start Exercise input

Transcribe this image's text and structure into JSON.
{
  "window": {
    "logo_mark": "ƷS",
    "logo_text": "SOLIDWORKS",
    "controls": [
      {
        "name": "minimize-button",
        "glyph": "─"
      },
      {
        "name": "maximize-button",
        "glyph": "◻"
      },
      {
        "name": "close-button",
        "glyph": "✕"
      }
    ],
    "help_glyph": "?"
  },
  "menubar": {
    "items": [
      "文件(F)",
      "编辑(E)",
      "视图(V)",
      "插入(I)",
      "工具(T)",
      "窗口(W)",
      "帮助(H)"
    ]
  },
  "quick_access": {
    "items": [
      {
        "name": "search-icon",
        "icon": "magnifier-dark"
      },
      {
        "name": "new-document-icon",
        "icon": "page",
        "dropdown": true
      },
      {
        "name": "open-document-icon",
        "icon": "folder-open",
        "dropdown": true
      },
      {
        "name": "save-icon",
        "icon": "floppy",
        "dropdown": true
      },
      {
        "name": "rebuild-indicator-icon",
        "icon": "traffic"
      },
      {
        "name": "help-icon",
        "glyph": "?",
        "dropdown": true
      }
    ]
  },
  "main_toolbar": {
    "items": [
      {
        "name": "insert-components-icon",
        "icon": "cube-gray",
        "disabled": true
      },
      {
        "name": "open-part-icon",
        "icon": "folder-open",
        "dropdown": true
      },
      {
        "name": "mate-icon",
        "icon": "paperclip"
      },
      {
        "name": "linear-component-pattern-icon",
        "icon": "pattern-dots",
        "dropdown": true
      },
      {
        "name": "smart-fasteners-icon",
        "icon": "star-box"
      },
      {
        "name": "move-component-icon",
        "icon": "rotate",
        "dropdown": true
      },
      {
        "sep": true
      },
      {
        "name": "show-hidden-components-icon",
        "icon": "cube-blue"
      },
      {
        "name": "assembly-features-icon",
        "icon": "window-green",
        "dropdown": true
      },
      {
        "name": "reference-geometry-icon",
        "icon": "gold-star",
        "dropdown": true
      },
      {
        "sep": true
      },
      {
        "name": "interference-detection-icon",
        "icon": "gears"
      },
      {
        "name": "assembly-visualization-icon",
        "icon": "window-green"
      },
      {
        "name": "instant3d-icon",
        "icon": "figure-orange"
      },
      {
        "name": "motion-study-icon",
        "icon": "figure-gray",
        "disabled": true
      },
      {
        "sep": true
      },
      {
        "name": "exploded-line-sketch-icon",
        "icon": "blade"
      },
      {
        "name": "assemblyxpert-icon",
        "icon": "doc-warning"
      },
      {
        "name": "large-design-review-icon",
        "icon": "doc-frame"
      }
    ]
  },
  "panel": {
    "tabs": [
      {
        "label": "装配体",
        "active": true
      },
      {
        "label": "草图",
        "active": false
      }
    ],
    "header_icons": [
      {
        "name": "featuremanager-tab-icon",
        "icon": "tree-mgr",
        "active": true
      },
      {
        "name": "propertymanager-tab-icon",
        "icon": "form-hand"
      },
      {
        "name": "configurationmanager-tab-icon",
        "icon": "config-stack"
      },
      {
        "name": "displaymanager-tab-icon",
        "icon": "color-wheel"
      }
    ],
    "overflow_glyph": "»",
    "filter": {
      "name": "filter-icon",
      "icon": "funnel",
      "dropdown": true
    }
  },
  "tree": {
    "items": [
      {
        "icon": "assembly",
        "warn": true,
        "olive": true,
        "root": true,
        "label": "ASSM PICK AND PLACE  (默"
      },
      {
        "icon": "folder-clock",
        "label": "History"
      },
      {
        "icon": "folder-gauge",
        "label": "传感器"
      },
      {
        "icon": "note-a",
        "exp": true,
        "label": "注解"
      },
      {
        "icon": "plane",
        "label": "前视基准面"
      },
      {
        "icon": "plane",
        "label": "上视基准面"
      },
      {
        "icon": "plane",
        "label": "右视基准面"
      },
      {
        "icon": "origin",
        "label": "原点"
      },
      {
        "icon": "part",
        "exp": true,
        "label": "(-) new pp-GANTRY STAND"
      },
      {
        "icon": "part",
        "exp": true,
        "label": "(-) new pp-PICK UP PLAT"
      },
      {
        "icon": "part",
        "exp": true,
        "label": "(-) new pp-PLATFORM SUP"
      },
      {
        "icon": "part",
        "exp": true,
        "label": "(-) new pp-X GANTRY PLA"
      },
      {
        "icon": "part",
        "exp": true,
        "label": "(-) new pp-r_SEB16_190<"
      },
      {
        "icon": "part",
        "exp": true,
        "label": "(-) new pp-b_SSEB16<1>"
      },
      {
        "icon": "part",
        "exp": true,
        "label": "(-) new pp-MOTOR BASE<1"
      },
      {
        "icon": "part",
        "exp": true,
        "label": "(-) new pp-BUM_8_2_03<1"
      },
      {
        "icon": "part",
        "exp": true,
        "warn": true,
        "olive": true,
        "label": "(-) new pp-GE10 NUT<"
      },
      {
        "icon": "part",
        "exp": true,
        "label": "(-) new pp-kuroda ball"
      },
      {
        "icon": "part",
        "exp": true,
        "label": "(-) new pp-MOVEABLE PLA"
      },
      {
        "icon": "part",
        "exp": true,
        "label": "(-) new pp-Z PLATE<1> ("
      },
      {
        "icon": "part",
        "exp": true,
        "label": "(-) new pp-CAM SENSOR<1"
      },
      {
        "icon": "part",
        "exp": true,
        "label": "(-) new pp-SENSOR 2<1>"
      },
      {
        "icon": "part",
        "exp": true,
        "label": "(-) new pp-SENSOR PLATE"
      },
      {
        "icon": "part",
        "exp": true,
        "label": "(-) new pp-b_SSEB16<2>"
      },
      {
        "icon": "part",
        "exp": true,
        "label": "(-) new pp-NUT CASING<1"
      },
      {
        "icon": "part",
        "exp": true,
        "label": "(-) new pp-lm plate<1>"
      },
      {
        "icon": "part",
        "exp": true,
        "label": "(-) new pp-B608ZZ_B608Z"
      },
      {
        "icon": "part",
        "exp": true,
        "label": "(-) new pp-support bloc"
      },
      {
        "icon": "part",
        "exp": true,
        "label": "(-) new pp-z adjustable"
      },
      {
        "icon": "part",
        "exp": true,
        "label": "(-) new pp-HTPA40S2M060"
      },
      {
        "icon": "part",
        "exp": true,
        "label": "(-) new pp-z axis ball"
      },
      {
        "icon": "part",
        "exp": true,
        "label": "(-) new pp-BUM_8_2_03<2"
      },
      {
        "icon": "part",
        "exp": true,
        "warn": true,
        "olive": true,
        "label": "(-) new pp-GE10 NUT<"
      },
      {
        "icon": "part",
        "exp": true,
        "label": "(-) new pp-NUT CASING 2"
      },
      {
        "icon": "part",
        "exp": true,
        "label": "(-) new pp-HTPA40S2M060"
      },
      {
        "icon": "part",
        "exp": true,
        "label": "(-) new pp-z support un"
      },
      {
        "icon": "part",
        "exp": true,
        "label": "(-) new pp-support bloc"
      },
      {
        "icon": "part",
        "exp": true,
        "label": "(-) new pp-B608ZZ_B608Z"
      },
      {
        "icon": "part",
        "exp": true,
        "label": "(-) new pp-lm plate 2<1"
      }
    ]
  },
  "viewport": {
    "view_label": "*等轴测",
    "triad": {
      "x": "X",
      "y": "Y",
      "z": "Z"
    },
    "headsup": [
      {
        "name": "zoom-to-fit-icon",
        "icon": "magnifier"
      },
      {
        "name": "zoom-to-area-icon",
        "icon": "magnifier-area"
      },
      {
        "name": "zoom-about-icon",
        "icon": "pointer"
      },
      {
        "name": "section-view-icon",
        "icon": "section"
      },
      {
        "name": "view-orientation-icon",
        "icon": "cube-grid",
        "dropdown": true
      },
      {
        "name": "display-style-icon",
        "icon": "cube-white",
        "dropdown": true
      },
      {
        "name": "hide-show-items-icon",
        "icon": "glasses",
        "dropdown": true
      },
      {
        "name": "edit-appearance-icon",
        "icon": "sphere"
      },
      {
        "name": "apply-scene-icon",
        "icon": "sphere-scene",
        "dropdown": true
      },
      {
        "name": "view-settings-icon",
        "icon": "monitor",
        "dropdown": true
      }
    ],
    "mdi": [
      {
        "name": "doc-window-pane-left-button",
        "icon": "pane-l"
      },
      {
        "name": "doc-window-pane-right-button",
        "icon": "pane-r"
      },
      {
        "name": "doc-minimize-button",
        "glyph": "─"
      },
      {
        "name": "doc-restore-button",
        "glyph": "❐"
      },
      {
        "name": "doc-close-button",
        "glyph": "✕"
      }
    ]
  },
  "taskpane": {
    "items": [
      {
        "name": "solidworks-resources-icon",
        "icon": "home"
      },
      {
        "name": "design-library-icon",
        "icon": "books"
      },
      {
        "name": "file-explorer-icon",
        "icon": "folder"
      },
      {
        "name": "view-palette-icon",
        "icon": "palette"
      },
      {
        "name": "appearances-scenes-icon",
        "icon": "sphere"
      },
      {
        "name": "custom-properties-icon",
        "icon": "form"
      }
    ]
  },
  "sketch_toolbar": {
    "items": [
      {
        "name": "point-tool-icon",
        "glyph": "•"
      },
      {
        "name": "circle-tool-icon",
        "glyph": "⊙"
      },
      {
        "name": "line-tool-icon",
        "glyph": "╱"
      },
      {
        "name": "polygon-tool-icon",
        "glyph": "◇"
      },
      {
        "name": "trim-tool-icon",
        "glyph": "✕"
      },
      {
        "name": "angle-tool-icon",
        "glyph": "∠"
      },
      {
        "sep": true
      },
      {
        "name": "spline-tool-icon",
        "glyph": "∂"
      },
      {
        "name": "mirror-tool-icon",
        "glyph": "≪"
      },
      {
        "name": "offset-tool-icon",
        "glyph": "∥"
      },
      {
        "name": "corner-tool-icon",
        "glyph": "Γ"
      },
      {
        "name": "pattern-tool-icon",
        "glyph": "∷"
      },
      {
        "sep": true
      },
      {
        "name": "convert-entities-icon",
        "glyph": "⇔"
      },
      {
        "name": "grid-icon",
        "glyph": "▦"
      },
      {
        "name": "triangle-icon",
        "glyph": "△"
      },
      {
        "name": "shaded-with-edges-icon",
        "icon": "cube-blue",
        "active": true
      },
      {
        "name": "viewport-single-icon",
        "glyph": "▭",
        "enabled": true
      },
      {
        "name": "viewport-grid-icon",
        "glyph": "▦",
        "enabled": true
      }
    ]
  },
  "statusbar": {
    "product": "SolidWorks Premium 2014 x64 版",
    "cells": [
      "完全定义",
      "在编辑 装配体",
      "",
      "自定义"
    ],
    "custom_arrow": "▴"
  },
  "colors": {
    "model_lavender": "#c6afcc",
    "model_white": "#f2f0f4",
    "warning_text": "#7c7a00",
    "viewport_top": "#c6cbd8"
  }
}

end Exercise input

▸ **Prompt**: State the count of lines in the data holding the word "green", adding nothing to it.

▸ **Exercise output**: 2